(Stored entries)
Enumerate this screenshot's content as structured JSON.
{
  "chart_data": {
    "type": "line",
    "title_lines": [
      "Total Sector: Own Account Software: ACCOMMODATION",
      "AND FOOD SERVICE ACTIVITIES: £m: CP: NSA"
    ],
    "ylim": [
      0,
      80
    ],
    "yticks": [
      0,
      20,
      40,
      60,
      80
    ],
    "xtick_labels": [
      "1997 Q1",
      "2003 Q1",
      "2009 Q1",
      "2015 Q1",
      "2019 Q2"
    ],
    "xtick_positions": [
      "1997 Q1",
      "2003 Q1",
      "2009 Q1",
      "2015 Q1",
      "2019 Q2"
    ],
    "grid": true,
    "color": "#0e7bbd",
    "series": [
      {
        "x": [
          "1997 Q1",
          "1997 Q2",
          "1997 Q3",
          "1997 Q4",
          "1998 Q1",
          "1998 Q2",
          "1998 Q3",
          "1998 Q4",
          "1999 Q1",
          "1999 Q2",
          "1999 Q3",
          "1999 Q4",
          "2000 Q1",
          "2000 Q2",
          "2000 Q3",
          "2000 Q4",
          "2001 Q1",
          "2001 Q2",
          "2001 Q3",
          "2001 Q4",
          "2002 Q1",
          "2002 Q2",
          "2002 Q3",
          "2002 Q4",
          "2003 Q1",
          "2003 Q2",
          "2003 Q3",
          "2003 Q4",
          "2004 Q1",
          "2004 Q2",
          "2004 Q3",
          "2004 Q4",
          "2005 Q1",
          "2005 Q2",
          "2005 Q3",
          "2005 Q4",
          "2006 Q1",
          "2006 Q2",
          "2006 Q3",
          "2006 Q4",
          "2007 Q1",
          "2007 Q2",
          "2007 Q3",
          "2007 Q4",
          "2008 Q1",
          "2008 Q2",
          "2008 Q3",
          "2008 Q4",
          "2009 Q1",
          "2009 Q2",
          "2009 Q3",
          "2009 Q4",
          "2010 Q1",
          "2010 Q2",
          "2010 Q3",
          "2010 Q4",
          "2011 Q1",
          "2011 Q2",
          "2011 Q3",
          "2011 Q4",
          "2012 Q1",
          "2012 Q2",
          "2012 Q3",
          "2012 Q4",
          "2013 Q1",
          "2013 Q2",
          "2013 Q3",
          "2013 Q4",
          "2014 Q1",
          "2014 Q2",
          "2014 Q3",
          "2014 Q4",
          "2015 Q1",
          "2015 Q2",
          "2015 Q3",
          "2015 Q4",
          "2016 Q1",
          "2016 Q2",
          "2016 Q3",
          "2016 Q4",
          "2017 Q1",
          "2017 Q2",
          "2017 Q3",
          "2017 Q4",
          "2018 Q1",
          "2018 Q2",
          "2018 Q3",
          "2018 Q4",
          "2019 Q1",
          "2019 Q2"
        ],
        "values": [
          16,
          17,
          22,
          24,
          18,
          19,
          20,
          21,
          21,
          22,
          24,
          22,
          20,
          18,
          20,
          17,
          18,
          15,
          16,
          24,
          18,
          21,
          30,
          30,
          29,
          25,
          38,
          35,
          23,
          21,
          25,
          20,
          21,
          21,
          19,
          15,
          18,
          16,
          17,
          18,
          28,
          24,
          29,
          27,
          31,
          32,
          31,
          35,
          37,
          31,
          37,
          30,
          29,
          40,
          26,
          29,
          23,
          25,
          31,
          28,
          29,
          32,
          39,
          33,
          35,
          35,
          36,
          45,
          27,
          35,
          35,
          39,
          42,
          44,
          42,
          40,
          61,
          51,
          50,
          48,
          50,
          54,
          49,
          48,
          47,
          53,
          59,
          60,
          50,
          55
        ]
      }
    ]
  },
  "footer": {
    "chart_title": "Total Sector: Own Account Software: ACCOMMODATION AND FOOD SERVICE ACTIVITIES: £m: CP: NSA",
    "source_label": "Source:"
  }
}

**EXERCISE DESCRIPTION:** Write each line above out exactly.

**THE REPLY:**
Enumerate this screenshot's content as structured JSON.
{
  "chart_data": {
    "type": "line",
    "title_lines": [
      "Total Sector: Own Account Software: ACCOMMODATION",
      "AND FOOD SERVICE ACTIVITIES: £m: CP: NSA"
    ],
    "ylim": [
      0,
      80
    ],
    "yticks": [
      0,
      20,
      40,
      60,
      80
    ],
    "xtick_labels": [
      "1997 Q1",
      "2003 Q1",
      "2009 Q1",
      "2015 Q1",
      "2019 Q2"
    ],
    "xtick_positions": [
      "1997 Q1",
      "2003 Q1",
      "2009 Q1",
      "2015 Q1",
      "2019 Q2"
    ],
    "grid": true,
    "color": "#0e7bbd",
    "series": [
      {
        "x": [
          "1997 Q1",
          "1997 Q2",
          "1997 Q3",
          "1997 Q4",
          "1998 Q1",
          "1998 Q2",
          "1998 Q3",
          "1998 Q4",
          "1999 Q1",
          "1999 Q2",
          "1999 Q3",
          "1999 Q4",
          "2000 Q1",
          "2000 Q2",
          "2000 Q3",
          "2000 Q4",
          "2001 Q1",
          "2001 Q2",
          "2001 Q3",
          "2001 Q4",
          "2002 Q1",
          "2002 Q2",
          "2002 Q3",
          "2002 Q4",
          "2003 Q1",
          "2003 Q2",
          "2003 Q3",
          "2003 Q4",
          "2004 Q1",
          "2004 Q2",
          "2004 Q3",
          "2004 Q4",
          "2005 Q1",
          "2005 Q2",
          "2005 Q3",
          "2005 Q4",
          "2006 Q1",
          "2006 Q2",
          "2006 Q3",
          "2006 Q4",
          "2007 Q1",
          "2007 Q2",
          "2007 Q3",
          "2007 Q4",
          "2008 Q1",
          "2008 Q2",
          "2008 Q3",
          "2008 Q4",
          "2009 Q1",
          "2009 Q2",
          "2009 Q3",
          "2009 Q4",
          "2010 Q1",
          "2010 Q2",
          "2010 Q3",
          "2010 Q4",
          "2011 Q1",
          "2011 Q2",
          "2011 Q3",
          "2011 Q4",
          "2012 Q1",
          "2012 Q2",
          "2012 Q3",
          "2012 Q4",
          "2013 Q1",
          "2013 Q2",
          "2013 Q3",
          "2013 Q4",
          "2014 Q1",
          "2014 Q2",
          "2014 Q3",
          "2014 Q4",
          "2015 Q1",
          "2015 Q2",
          "2015 Q3",
          "2015 Q4",
          "2016 Q1",
          "2016 Q2",
          "2016 Q3",
          "2016 Q4",
          "2017 Q1",
          "2017 Q2",
          "2017 Q3",
          "2017 Q4",
          "2018 Q1",
          "2018 Q2",
          "2018 Q3",
          "2018 Q4",
          "2019 Q1",
          "2019 Q2"
        ],
        "values": [
          16,
          17,
          22,
          24,
          18,
          19,
          20,
          21,
          21,
          22,
          24,
          22,
          20,
          18,
          20,
          17,
          18,
          15,
          16,
          24,
          18,
          21,
          30,
          30,
          29,
          25,
          38,
          35,
          23,
          21,
          25,
          20,
          21,
          21,
          19,
          15,
          18,
          16,
          17,
          18,
          28,
          24,
          29,
          27,
          31,
          32,
          31,
          35,
          37,
          31,
          37,
          30,
          29,
          40,
          26,
          29,
          23,
          25,
          31,
          28,
          29,
          32,
          39,
          33,
          35,
          35,
          36,
          45,
          27,
          35,
          35,
          39,
          42,
          44,
          42,
          40,
          61,
          51,
          50,
          48,
          50,
          54,
          49,
          48,
          47,
          53,
          59,
          60,
          50,
          55
        ]
      }
    ]
  },
  "footer": {
    "chart_title": "Total Sector: Own Account Software: ACCOMMODATION AND FOOD SERVICE ACTIVITIES: £m: CP: NSA",
    "source_label": "Source:"
  }
}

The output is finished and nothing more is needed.